Data entries for graphics

+++

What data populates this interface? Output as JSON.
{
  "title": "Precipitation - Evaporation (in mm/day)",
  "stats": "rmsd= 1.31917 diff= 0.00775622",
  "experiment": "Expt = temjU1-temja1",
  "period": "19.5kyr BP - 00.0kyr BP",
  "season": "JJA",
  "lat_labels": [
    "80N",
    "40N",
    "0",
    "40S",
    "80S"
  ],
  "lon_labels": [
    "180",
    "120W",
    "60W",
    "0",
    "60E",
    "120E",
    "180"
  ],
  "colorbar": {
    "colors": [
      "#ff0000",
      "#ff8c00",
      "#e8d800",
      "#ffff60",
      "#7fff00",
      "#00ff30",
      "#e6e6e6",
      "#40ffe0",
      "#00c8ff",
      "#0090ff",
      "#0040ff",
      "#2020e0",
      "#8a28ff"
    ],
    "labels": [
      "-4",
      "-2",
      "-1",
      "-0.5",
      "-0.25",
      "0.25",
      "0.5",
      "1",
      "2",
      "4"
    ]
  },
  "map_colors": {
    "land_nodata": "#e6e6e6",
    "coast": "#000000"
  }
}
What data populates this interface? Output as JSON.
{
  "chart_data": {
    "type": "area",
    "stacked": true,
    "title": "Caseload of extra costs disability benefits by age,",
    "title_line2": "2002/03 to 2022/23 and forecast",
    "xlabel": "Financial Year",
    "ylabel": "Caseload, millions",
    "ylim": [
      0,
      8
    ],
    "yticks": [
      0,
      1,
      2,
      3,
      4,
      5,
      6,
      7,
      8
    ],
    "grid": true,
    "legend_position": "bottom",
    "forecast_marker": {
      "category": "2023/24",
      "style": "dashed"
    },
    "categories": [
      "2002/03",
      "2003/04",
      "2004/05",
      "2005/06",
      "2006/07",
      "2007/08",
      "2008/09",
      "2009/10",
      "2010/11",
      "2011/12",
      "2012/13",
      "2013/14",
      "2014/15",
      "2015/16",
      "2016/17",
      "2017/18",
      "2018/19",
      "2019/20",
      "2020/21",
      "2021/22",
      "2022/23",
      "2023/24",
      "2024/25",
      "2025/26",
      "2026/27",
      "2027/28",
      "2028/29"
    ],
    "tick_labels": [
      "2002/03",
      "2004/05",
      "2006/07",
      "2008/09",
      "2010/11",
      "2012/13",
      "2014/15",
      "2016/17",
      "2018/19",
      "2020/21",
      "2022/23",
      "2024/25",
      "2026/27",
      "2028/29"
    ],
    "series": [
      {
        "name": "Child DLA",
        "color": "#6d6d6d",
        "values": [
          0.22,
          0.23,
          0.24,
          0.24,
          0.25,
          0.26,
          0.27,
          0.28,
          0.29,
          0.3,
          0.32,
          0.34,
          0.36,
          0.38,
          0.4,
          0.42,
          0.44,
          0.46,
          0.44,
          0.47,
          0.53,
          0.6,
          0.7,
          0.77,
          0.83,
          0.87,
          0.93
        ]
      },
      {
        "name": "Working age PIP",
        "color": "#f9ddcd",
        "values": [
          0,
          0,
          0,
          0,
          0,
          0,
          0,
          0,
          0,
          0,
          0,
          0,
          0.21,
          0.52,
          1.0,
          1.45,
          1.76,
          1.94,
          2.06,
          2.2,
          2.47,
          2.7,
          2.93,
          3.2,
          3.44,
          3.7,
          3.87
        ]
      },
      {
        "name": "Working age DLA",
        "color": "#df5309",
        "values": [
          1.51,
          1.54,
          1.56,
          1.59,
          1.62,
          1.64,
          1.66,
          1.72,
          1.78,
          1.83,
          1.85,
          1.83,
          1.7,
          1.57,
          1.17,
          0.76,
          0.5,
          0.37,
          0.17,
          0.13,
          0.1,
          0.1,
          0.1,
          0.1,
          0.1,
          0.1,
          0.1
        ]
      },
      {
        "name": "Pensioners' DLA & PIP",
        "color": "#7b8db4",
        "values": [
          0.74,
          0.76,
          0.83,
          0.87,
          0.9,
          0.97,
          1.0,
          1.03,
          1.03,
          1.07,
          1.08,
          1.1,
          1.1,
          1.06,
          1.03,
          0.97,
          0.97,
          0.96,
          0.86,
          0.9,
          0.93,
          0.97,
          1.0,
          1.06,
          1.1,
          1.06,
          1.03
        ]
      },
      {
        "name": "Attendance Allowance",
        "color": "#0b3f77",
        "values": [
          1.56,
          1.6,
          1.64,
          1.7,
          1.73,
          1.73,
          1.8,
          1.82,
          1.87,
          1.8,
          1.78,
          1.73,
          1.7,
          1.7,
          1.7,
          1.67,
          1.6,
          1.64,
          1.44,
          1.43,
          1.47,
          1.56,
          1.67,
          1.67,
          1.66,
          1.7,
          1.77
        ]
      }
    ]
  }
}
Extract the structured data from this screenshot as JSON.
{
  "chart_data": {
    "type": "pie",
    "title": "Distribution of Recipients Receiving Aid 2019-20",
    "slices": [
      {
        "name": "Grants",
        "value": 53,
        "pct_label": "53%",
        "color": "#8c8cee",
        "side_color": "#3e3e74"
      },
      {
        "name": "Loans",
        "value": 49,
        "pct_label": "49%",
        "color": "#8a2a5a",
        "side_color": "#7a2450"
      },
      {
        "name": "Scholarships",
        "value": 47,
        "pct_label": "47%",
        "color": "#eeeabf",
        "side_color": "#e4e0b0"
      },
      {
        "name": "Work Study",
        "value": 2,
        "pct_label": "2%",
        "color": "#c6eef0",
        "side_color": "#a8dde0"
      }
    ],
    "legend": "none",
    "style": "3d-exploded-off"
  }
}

+++

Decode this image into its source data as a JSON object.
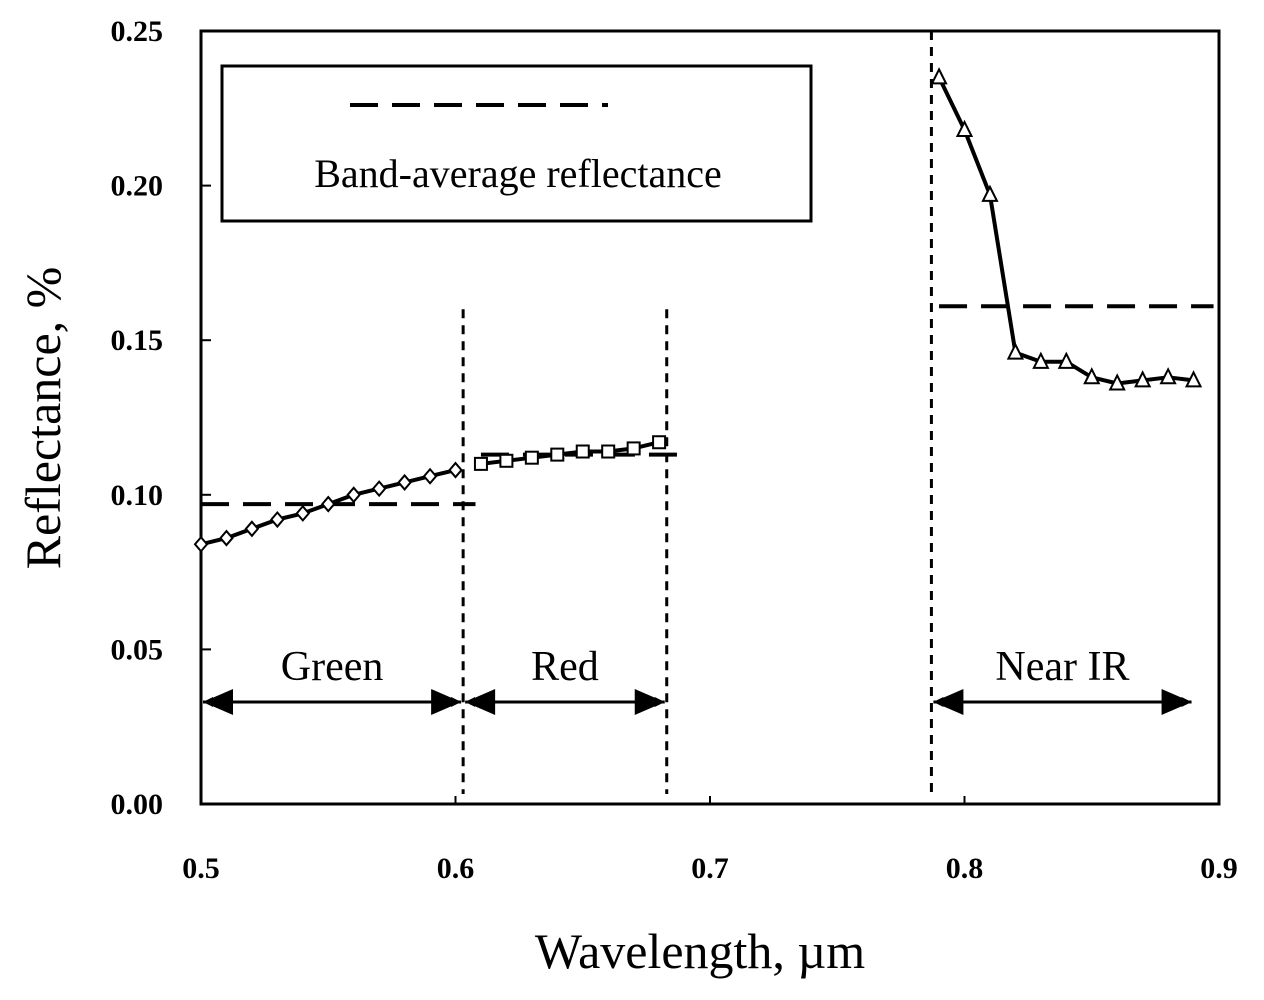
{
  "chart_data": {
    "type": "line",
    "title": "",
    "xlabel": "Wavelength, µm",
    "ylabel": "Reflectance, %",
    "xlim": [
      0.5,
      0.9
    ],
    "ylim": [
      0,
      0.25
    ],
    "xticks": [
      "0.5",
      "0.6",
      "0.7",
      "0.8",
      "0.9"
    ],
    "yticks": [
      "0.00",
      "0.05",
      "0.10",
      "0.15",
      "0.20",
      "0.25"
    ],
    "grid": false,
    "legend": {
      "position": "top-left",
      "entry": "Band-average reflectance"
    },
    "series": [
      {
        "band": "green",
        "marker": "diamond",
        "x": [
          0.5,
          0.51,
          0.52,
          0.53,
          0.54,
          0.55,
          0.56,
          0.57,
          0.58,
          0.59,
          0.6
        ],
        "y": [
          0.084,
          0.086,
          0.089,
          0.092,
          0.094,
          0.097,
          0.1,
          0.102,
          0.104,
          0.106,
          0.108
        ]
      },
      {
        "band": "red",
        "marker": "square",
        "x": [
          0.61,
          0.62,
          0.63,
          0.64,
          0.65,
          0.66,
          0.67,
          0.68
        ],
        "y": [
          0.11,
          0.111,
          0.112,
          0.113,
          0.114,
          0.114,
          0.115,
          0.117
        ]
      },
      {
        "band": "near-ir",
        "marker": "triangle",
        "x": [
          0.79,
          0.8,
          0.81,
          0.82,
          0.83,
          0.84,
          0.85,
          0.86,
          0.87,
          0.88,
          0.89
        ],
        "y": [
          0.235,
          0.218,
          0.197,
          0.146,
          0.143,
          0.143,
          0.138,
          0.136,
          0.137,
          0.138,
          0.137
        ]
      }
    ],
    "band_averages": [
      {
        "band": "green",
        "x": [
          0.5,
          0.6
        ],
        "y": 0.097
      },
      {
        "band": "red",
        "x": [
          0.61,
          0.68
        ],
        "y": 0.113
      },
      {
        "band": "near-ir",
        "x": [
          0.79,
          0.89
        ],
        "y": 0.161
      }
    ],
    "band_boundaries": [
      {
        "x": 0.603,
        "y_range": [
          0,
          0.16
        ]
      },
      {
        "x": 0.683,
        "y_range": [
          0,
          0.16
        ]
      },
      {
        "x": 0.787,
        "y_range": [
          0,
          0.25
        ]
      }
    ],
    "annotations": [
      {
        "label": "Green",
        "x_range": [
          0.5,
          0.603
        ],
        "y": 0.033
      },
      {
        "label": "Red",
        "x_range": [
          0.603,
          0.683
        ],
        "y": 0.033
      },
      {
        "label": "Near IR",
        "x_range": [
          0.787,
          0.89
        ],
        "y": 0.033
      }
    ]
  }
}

+++

(WRITTEN PROBLEM) Search the lines for "Caseload". Copy each line that has it.

(RESPONSE TO THE TASK)
    "title": "Caseload of extra costs disability benefits by age,",
    "ylabel": "Caseload, millions",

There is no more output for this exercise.